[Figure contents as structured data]
* * * * *

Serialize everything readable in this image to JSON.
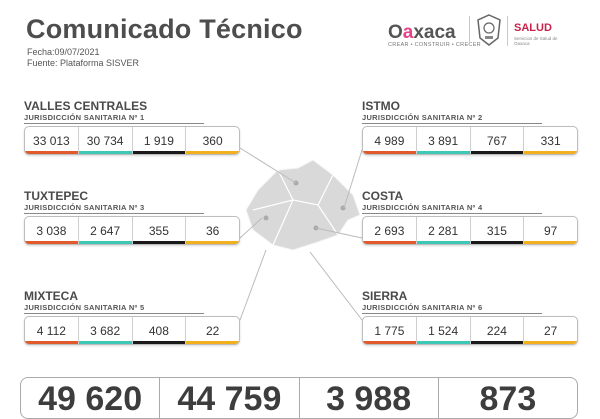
{
  "header": {
    "title": "Comunicado Técnico",
    "fecha": "Fecha:09/07/2021",
    "fuente": "Fuente: Plataforma SISVER"
  },
  "logos": {
    "oaxaca_pre": "O",
    "oaxaca_a": "a",
    "oaxaca_rest": "xaca",
    "oaxaca_tagline": "CREAR • CONSTRUIR • CRECER",
    "salud": "SALUD",
    "salud_sub": "Servicios de Salud de Oaxaca"
  },
  "colors": {
    "red": "#e05a2b",
    "teal": "#3ec7b4",
    "black": "#1a1a1a",
    "yellow": "#f2b01e"
  },
  "regions": [
    {
      "name": "VALLES CENTRALES",
      "jur": "JURISDICCIÓN SANITARIA Nº 1",
      "values": [
        "33 013",
        "30 734",
        "1 919",
        "360"
      ]
    },
    {
      "name": "ISTMO",
      "jur": "JURISDICCIÓN SANITARIA Nº 2",
      "values": [
        "4 989",
        "3 891",
        "767",
        "331"
      ]
    },
    {
      "name": "TUXTEPEC",
      "jur": "JURISDICCIÓN SANITARIA Nº 3",
      "values": [
        "3 038",
        "2 647",
        "355",
        "36"
      ]
    },
    {
      "name": "COSTA",
      "jur": "JURISDICCIÓN SANITARIA Nº 4",
      "values": [
        "2 693",
        "2 281",
        "315",
        "97"
      ]
    },
    {
      "name": "MIXTECA",
      "jur": "JURISDICCIÓN SANITARIA Nº 5",
      "values": [
        "4 112",
        "3 682",
        "408",
        "22"
      ]
    },
    {
      "name": "SIERRA",
      "jur": "JURISDICCIÓN SANITARIA Nº 6",
      "values": [
        "1 775",
        "1 524",
        "224",
        "27"
      ]
    }
  ],
  "totals": [
    "49 620",
    "44 759",
    "3 988",
    "873"
  ]
}
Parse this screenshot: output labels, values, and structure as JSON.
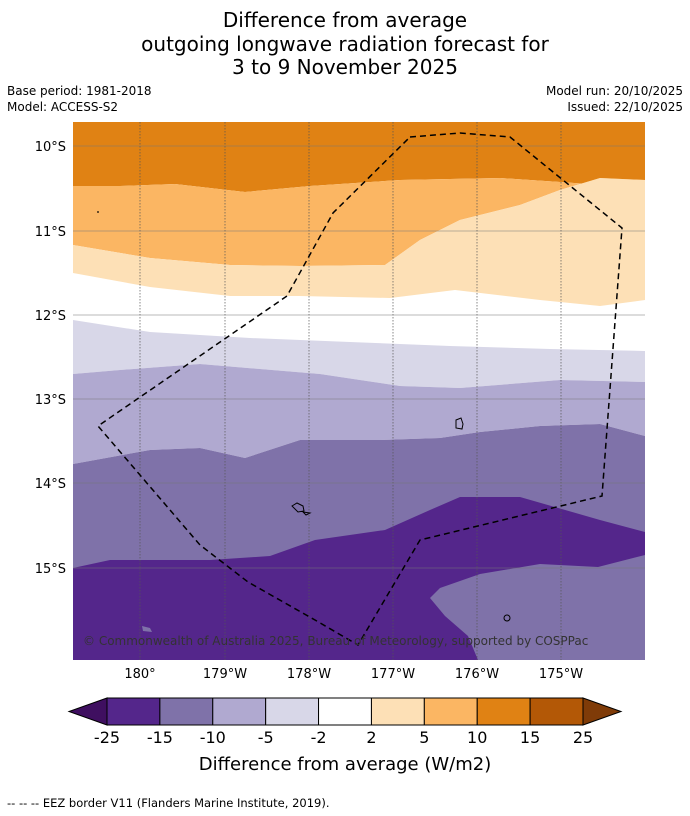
{
  "title": {
    "line1": "Difference from average",
    "line2": "outgoing longwave radiation forecast for",
    "line3": "3 to 9 November 2025"
  },
  "meta": {
    "base_period": "Base period: 1981-2018",
    "model": "Model: ACCESS-S2",
    "model_run": "Model run: 20/10/2025",
    "issued": "Issued: 22/10/2025"
  },
  "map": {
    "lat_labels": [
      "10°S",
      "11°S",
      "12°S",
      "13°S",
      "14°S",
      "15°S"
    ],
    "lon_labels": [
      "180°",
      "179°W",
      "178°W",
      "177°W",
      "176°W",
      "175°W"
    ],
    "copyright": "© Commonwealth of Australia 2025, Bureau of Meteorology, supported by COSPPac"
  },
  "colorbar": {
    "ticks": [
      "-25",
      "-15",
      "-10",
      "-5",
      "-2",
      "2",
      "5",
      "10",
      "15",
      "25"
    ],
    "label": "Difference from average (W/m2)",
    "colors": [
      "#3f0f60",
      "#54268b",
      "#7f72a9",
      "#b0a9d0",
      "#d8d7e8",
      "#ffffff",
      "#fde0b6",
      "#fbb663",
      "#e08214",
      "#b35806",
      "#7f3b08"
    ]
  },
  "legend": {
    "eez": "-- -- -- EEZ border V11 (Flanders Marine Institute, 2019)."
  }
}
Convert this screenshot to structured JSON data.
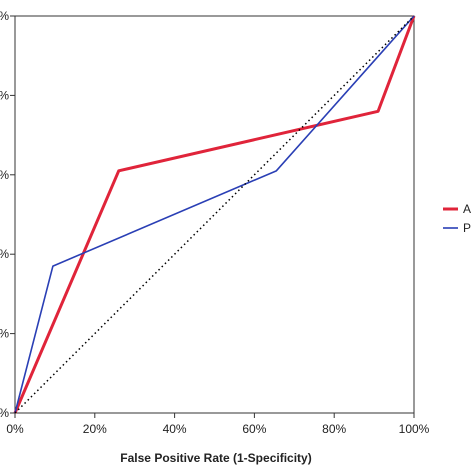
{
  "chart_data": {
    "type": "line",
    "xlabel": "False Positive Rate (1-Specificity)",
    "ylabel": "",
    "xlim": [
      0,
      1
    ],
    "ylim": [
      0,
      1
    ],
    "x_ticks": [
      0,
      0.2,
      0.4,
      0.6,
      0.8,
      1.0
    ],
    "x_tick_labels": [
      "0%",
      "20%",
      "40%",
      "60%",
      "80%",
      "100%"
    ],
    "y_ticks": [
      0,
      0.2,
      0.4,
      0.6,
      0.8,
      1.0
    ],
    "y_tick_labels": [
      "%",
      "%",
      "%",
      "%",
      "%",
      "%"
    ],
    "grid": false,
    "legend_position": "right",
    "series": [
      {
        "name": "A",
        "color": "#e0243a",
        "x": [
          0,
          0.26,
          0.91,
          1.0
        ],
        "y": [
          0,
          0.61,
          0.76,
          1.0
        ]
      },
      {
        "name": "P",
        "color": "#2a3fb5",
        "x": [
          0,
          0.095,
          0.655,
          1.0
        ],
        "y": [
          0,
          0.37,
          0.61,
          1.0
        ]
      },
      {
        "name": "",
        "color": "#000000",
        "style": "dotted",
        "x": [
          0,
          1
        ],
        "y": [
          0,
          1
        ]
      }
    ]
  }
}
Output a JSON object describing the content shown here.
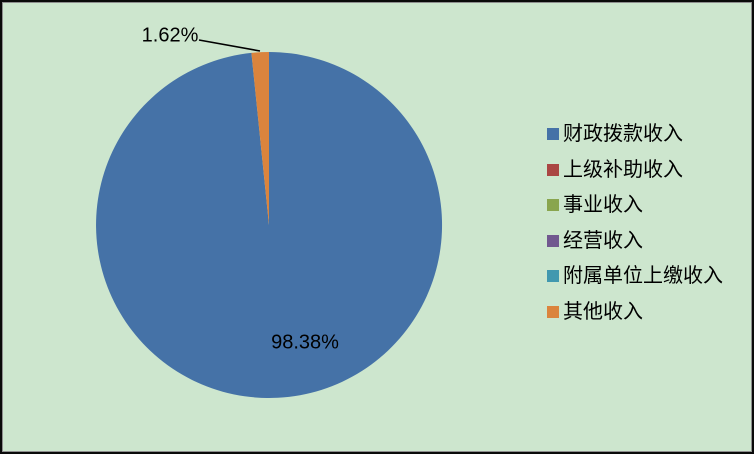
{
  "chart_data": {
    "type": "pie",
    "title": "",
    "categories": [
      "财政拨款收入",
      "上级补助收入",
      "事业收入",
      "经营收入",
      "附属单位上缴收入",
      "其他收入"
    ],
    "values": [
      98.38,
      0,
      0,
      0,
      0,
      1.62
    ],
    "colors": [
      "#4572A7",
      "#AA4643",
      "#89A54E",
      "#71588F",
      "#4198AF",
      "#DB843D"
    ],
    "data_labels": [
      "98.38%",
      null,
      null,
      null,
      null,
      "1.62%"
    ],
    "legend_position": "right",
    "start_angle": "12-oclock",
    "direction": "clockwise",
    "background_color": "#CDE6CE",
    "label_color": "#000000"
  }
}
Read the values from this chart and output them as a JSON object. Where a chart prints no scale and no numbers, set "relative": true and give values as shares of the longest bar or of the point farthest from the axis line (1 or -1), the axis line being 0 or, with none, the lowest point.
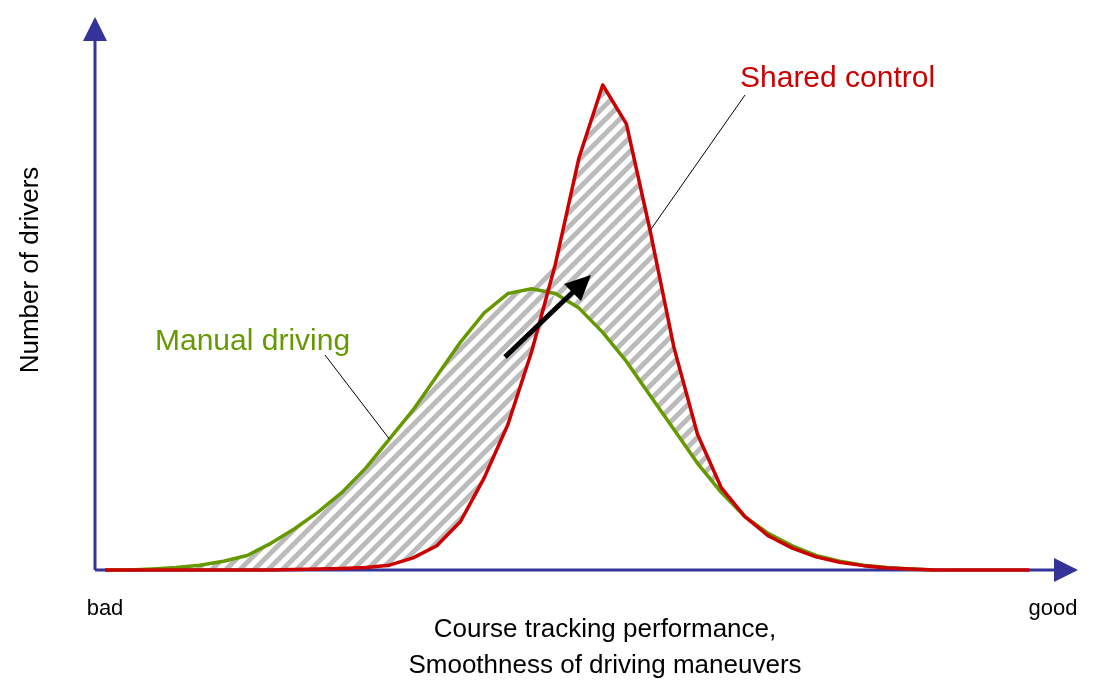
{
  "chart_data": {
    "type": "line",
    "relative": true,
    "xlabel": "Course tracking performance,\nSmoothness of driving maneuvers",
    "ylabel": "Number of drivers",
    "legend": false,
    "categories": [
      "bad",
      null,
      null,
      null,
      null,
      null,
      null,
      null,
      null,
      null,
      null,
      null,
      null,
      null,
      null,
      null,
      null,
      null,
      null,
      null,
      null,
      null,
      null,
      null,
      null,
      null,
      null,
      null,
      null,
      null,
      null,
      null,
      null,
      null,
      null,
      null,
      null,
      null,
      null,
      null,
      "good"
    ],
    "series": [
      {
        "name": "Manual driving",
        "color": "#669900",
        "values": [
          0,
          0,
          0.002,
          0.005,
          0.01,
          0.018,
          0.03,
          0.055,
          0.085,
          0.12,
          0.16,
          0.21,
          0.27,
          0.33,
          0.4,
          0.47,
          0.53,
          0.57,
          0.58,
          0.57,
          0.54,
          0.49,
          0.43,
          0.36,
          0.29,
          0.22,
          0.16,
          0.11,
          0.075,
          0.05,
          0.03,
          0.018,
          0.01,
          0.005,
          0.002,
          0,
          null,
          null,
          null,
          null,
          null
        ]
      },
      {
        "name": "Shared control",
        "color": "#cc0000",
        "values": [
          0,
          0,
          0,
          0,
          0,
          0,
          0,
          0,
          0.001,
          0.002,
          0.003,
          0.005,
          0.01,
          0.025,
          0.05,
          0.1,
          0.19,
          0.3,
          0.45,
          0.63,
          0.85,
          1,
          0.92,
          0.7,
          0.46,
          0.28,
          0.17,
          0.11,
          0.07,
          0.045,
          0.027,
          0.016,
          0.009,
          0.004,
          0.002,
          0,
          0,
          0,
          0,
          0,
          null
        ],
        "lower": [
          0,
          0,
          0,
          0,
          0,
          0,
          0,
          0,
          0.001,
          0.002,
          0.003,
          0.005,
          0.01,
          0.025,
          0.05,
          0.1,
          0.19,
          0.3,
          0.45,
          0.57,
          0.54,
          0.49,
          0.43,
          0.36,
          0.29,
          0.22,
          0.16,
          0.11,
          0.07,
          0.045,
          0.027,
          0.016,
          0.009,
          0.004,
          0.002,
          0,
          null,
          null,
          null,
          null,
          null
        ],
        "upper": [
          0,
          0,
          0.002,
          0.005,
          0.01,
          0.018,
          0.03,
          0.055,
          0.085,
          0.12,
          0.16,
          0.21,
          0.27,
          0.33,
          0.4,
          0.47,
          0.53,
          0.57,
          0.58,
          0.63,
          0.85,
          1,
          0.92,
          0.7,
          0.46,
          0.28,
          0.17,
          0.11,
          0.075,
          0.05,
          0.03,
          0.018,
          0.01,
          0.005,
          0.002,
          0,
          null,
          null,
          null,
          null,
          null
        ]
      }
    ]
  }
}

* * * * *

THE EXERCISE
Give the number of lines in the material above that have the word "object" in them, and nothing more.

THE COMPLETED TASK
2